%%
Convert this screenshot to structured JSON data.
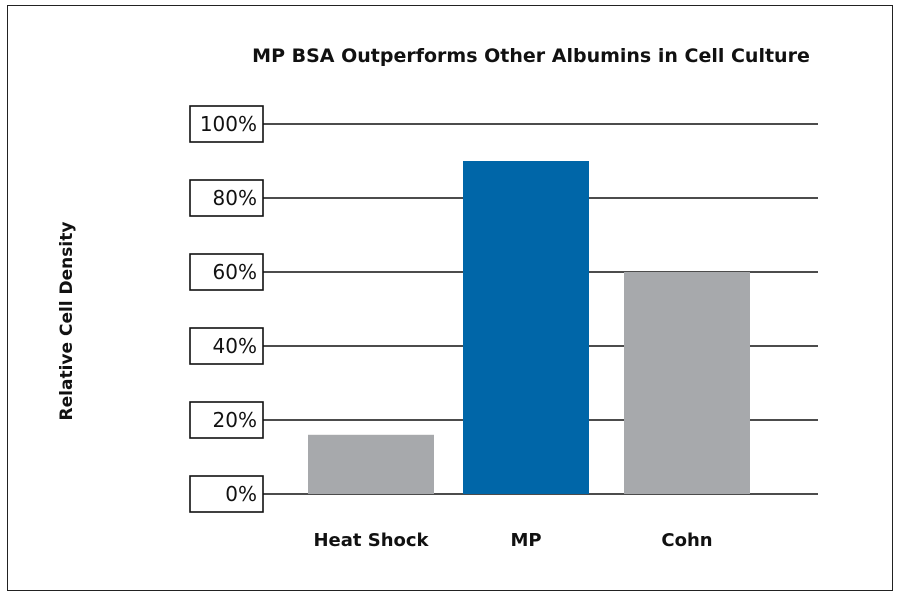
{
  "chart_data": {
    "type": "bar",
    "title": "MP BSA Outperforms Other Albumins in Cell Culture",
    "xlabel": "",
    "ylabel": "Relative Cell Density",
    "categories": [
      "Heat Shock",
      "MP",
      "Cohn"
    ],
    "values": [
      16,
      90,
      60
    ],
    "ylim": [
      0,
      100
    ],
    "yticks": [
      0,
      20,
      40,
      60,
      80,
      100
    ],
    "ytick_labels": [
      "0%",
      "20%",
      "40%",
      "60%",
      "80%",
      "100%"
    ],
    "colors": [
      "#a7a9ac",
      "#0066a8",
      "#a7a9ac"
    ],
    "grid": true,
    "legend": "none"
  }
}
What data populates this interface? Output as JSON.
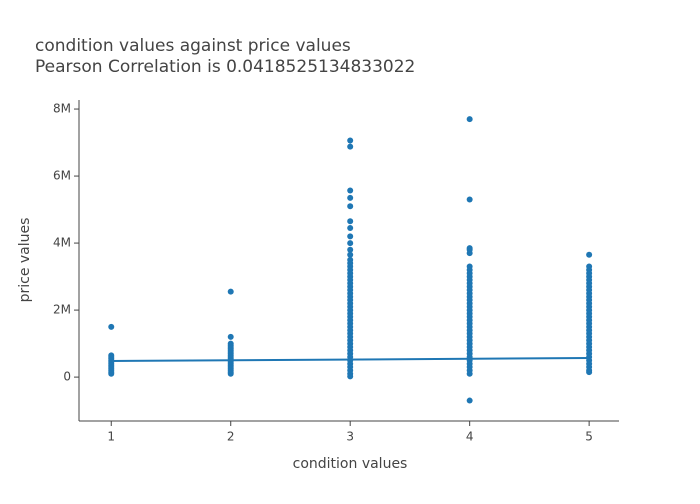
{
  "chart_data": {
    "type": "scatter",
    "title": "condition values against price values",
    "subtitle": "Pearson Correlation is 0.0418525134833022",
    "x_label": "condition values",
    "y_label": "price values",
    "color": "#1f77b4",
    "xlim": [
      0.73,
      5.25
    ],
    "xticks": [
      1,
      2,
      3,
      4,
      5
    ],
    "ylim": [
      -1310000,
      8270000
    ],
    "yticks": [
      0,
      {
        "value": 2000000,
        "label": "2M"
      },
      {
        "value": 4000000,
        "label": "4M"
      },
      {
        "value": 6000000,
        "label": "6M"
      },
      {
        "value": 8000000,
        "label": "8M"
      }
    ],
    "groups": [
      {
        "x": 1,
        "y": [
          1500000,
          650000,
          600000,
          550000,
          500000,
          450000,
          400000,
          350000,
          300000,
          250000,
          200000,
          150000,
          100000
        ]
      },
      {
        "x": 2,
        "y": [
          2550000,
          1200000,
          1000000,
          950000,
          900000,
          850000,
          800000,
          750000,
          700000,
          650000,
          600000,
          550000,
          500000,
          450000,
          400000,
          350000,
          300000,
          250000,
          200000,
          150000,
          100000
        ]
      },
      {
        "x": 3,
        "y": [
          7060000,
          6880000,
          5570000,
          5350000,
          5100000,
          4650000,
          4450000,
          4200000,
          4000000,
          3800000,
          3650000,
          3500000,
          3400000,
          3300000,
          3200000,
          3100000,
          3000000,
          2900000,
          2800000,
          2700000,
          2600000,
          2500000,
          2400000,
          2300000,
          2200000,
          2100000,
          2000000,
          1900000,
          1800000,
          1700000,
          1600000,
          1500000,
          1400000,
          1300000,
          1200000,
          1100000,
          1000000,
          900000,
          800000,
          700000,
          600000,
          500000,
          400000,
          300000,
          200000,
          100000,
          20000
        ]
      },
      {
        "x": 4,
        "y": [
          7700000,
          5300000,
          3850000,
          3800000,
          3700000,
          3300000,
          3200000,
          3100000,
          3000000,
          2900000,
          2800000,
          2700000,
          2600000,
          2500000,
          2400000,
          2300000,
          2200000,
          2100000,
          2000000,
          1900000,
          1800000,
          1700000,
          1600000,
          1500000,
          1400000,
          1300000,
          1200000,
          1100000,
          1000000,
          900000,
          800000,
          700000,
          600000,
          500000,
          400000,
          300000,
          200000,
          100000,
          -700000
        ]
      },
      {
        "x": 5,
        "y": [
          3650000,
          3300000,
          3200000,
          3100000,
          3000000,
          2900000,
          2800000,
          2700000,
          2600000,
          2500000,
          2400000,
          2300000,
          2200000,
          2100000,
          2000000,
          1900000,
          1800000,
          1700000,
          1600000,
          1500000,
          1400000,
          1300000,
          1200000,
          1100000,
          1000000,
          900000,
          800000,
          700000,
          600000,
          500000,
          400000,
          300000,
          200000,
          150000
        ]
      }
    ],
    "trendline": {
      "x": [
        1,
        5
      ],
      "y": [
        480000,
        570000
      ]
    }
  }
}
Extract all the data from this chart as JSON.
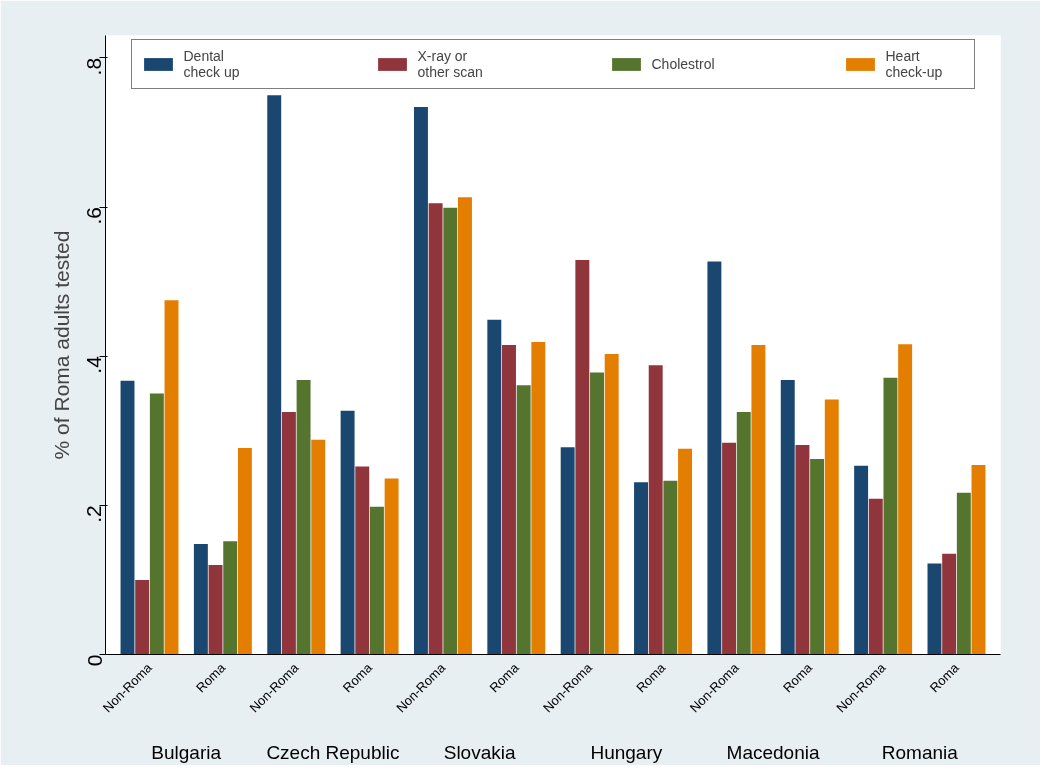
{
  "chart_data": {
    "type": "bar",
    "ylabel": "% of Roma adults tested",
    "categories": [
      "Non-Roma",
      "Roma",
      "Non-Roma",
      "Roma",
      "Non-Roma",
      "Roma",
      "Non-Roma",
      "Roma",
      "Non-Roma",
      "Roma",
      "Non-Roma",
      "Roma"
    ],
    "annotations": [
      "Bulgaria",
      "Czech Republic",
      "Slovakia",
      "Hungary",
      "Macedonia",
      "Romania"
    ],
    "series": [
      {
        "name": "Dental\ncheck up",
        "color": "#1a476f",
        "values": [
          0.367,
          0.148,
          0.75,
          0.327,
          0.734,
          0.449,
          0.278,
          0.231,
          0.527,
          0.368,
          0.253,
          0.122
        ]
      },
      {
        "name": "X-ray or\nother scan",
        "color": "#90353b",
        "values": [
          0.1,
          0.12,
          0.325,
          0.252,
          0.605,
          0.415,
          0.529,
          0.388,
          0.284,
          0.281,
          0.209,
          0.135
        ]
      },
      {
        "name": "Cholestrol",
        "color": "#55752f",
        "values": [
          0.35,
          0.152,
          0.368,
          0.198,
          0.599,
          0.361,
          0.378,
          0.233,
          0.325,
          0.262,
          0.371,
          0.217
        ]
      },
      {
        "name": "Heart\ncheck-up",
        "color": "#e37e00",
        "values": [
          0.475,
          0.277,
          0.288,
          0.236,
          0.613,
          0.419,
          0.403,
          0.276,
          0.415,
          0.342,
          0.416,
          0.254
        ]
      }
    ],
    "ylim": [
      0,
      0.83
    ],
    "yticks": [
      {
        "value": 0,
        "label": "0"
      },
      {
        "value": 0.2,
        "label": ".2"
      },
      {
        "value": 0.4,
        "label": ".4"
      },
      {
        "value": 0.6,
        "label": ".6"
      },
      {
        "value": 0.8,
        "label": ".8"
      }
    ],
    "grid": false,
    "legend": "top"
  }
}
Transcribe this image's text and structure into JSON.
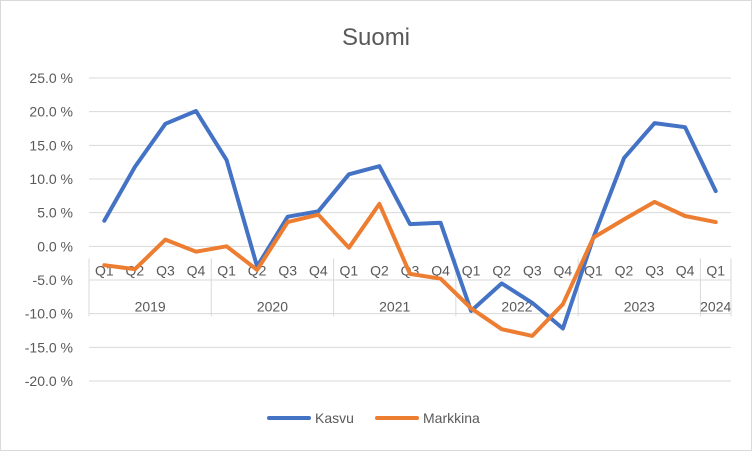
{
  "chart_data": {
    "type": "line",
    "title": "Suomi",
    "xlabel": "",
    "ylabel": "",
    "ylim": [
      -20,
      25
    ],
    "ytick_step": 5,
    "ytick_labels": [
      "25.0 %",
      "20.0 %",
      "15.0 %",
      "10.0 %",
      "5.0 %",
      "0.0 %",
      "-5.0 %",
      "-10.0 %",
      "-15.0 %",
      "-20.0 %"
    ],
    "categories": [
      "Q1",
      "Q2",
      "Q3",
      "Q4",
      "Q1",
      "Q2",
      "Q3",
      "Q4",
      "Q1",
      "Q2",
      "Q3",
      "Q4",
      "Q1",
      "Q2",
      "Q3",
      "Q4",
      "Q1",
      "Q2",
      "Q3",
      "Q4",
      "Q1"
    ],
    "years": [
      {
        "label": "2019",
        "count": 4
      },
      {
        "label": "2020",
        "count": 4
      },
      {
        "label": "2021",
        "count": 4
      },
      {
        "label": "2022",
        "count": 4
      },
      {
        "label": "2023",
        "count": 4
      },
      {
        "label": "2024",
        "count": 1
      }
    ],
    "grid": true,
    "legend_position": "bottom",
    "series": [
      {
        "name": "Kasvu",
        "color": "#4472c4",
        "values": [
          3.8,
          11.8,
          18.2,
          20.1,
          12.8,
          -3.0,
          4.4,
          5.2,
          10.7,
          11.9,
          3.3,
          3.5,
          -9.6,
          -5.5,
          -8.4,
          -12.2,
          1.3,
          13.1,
          18.3,
          17.7,
          8.2
        ]
      },
      {
        "name": "Markkina",
        "color": "#ed7d31",
        "values": [
          -2.8,
          -3.4,
          1.0,
          -0.8,
          0.0,
          -3.5,
          3.6,
          4.7,
          -0.2,
          6.3,
          -4.1,
          -4.8,
          -9.2,
          -12.3,
          -13.3,
          -8.6,
          1.3,
          4.0,
          6.6,
          4.5,
          3.6
        ]
      }
    ]
  }
}
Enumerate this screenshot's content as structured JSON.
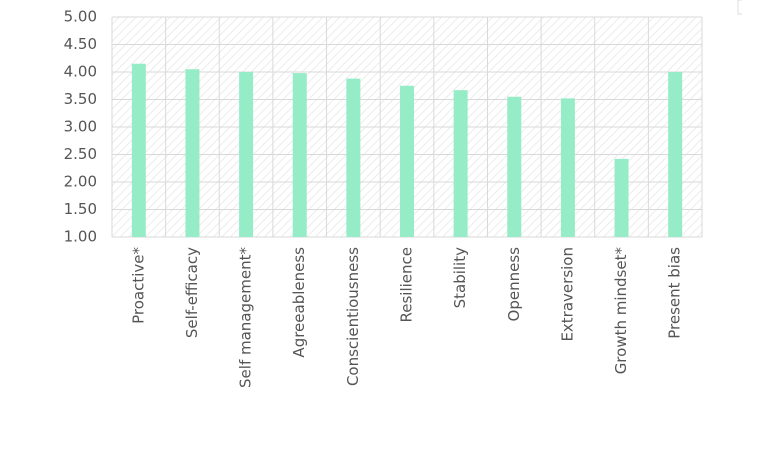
{
  "chart_data": {
    "type": "bar",
    "categories": [
      "Proactive*",
      "Self-efficacy",
      "Self management*",
      "Agreeableness",
      "Conscientiousness",
      "Resilience",
      "Stability",
      "Openness",
      "Extraversion",
      "Growth mindset*",
      "Present bias"
    ],
    "values": [
      4.15,
      4.05,
      4.0,
      3.98,
      3.88,
      3.75,
      3.67,
      3.55,
      3.52,
      2.42,
      4.0
    ],
    "color": "#96ecc6",
    "ylim": [
      1,
      5
    ],
    "yticks": [
      {
        "value": 1,
        "label": "1.00"
      },
      {
        "value": 1.5,
        "label": "1.50"
      },
      {
        "value": 2,
        "label": "2.00"
      },
      {
        "value": 2.5,
        "label": "2.50"
      },
      {
        "value": 3,
        "label": "3.00"
      },
      {
        "value": 3.5,
        "label": "3.50"
      },
      {
        "value": 4,
        "label": "4.00"
      },
      {
        "value": 4.5,
        "label": "4.50"
      },
      {
        "value": 5,
        "label": "5.00"
      }
    ],
    "grid": true
  }
}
%%
> **Problem details**
Working from the line that contains "Enumerate this screenshot's" to the last line of the listing, please quote each line exactly, pictures excluded.

> **Exercise result**
Enumerate this screenshot's content as structured JSON.
{
  "chart_data": {
    "type": "bar",
    "categories": [
      "Proactive*",
      "Self-efficacy",
      "Self management*",
      "Agreeableness",
      "Conscientiousness",
      "Resilience",
      "Stability",
      "Openness",
      "Extraversion",
      "Growth mindset*",
      "Present bias"
    ],
    "values": [
      4.15,
      4.05,
      4.0,
      3.98,
      3.88,
      3.75,
      3.67,
      3.55,
      3.52,
      2.42,
      4.0
    ],
    "color": "#96ecc6",
    "ylim": [
      1,
      5
    ],
    "yticks": [
      {
        "value": 1,
        "label": "1.00"
      },
      {
        "value": 1.5,
        "label": "1.50"
      },
      {
        "value": 2,
        "label": "2.00"
      },
      {
        "value": 2.5,
        "label": "2.50"
      },
      {
        "value": 3,
        "label": "3.00"
      },
      {
        "value": 3.5,
        "label": "3.50"
      },
      {
        "value": 4,
        "label": "4.00"
      },
      {
        "value": 4.5,
        "label": "4.50"
      },
      {
        "value": 5,
        "label": "5.00"
      }
    ],
    "grid": true
  }
}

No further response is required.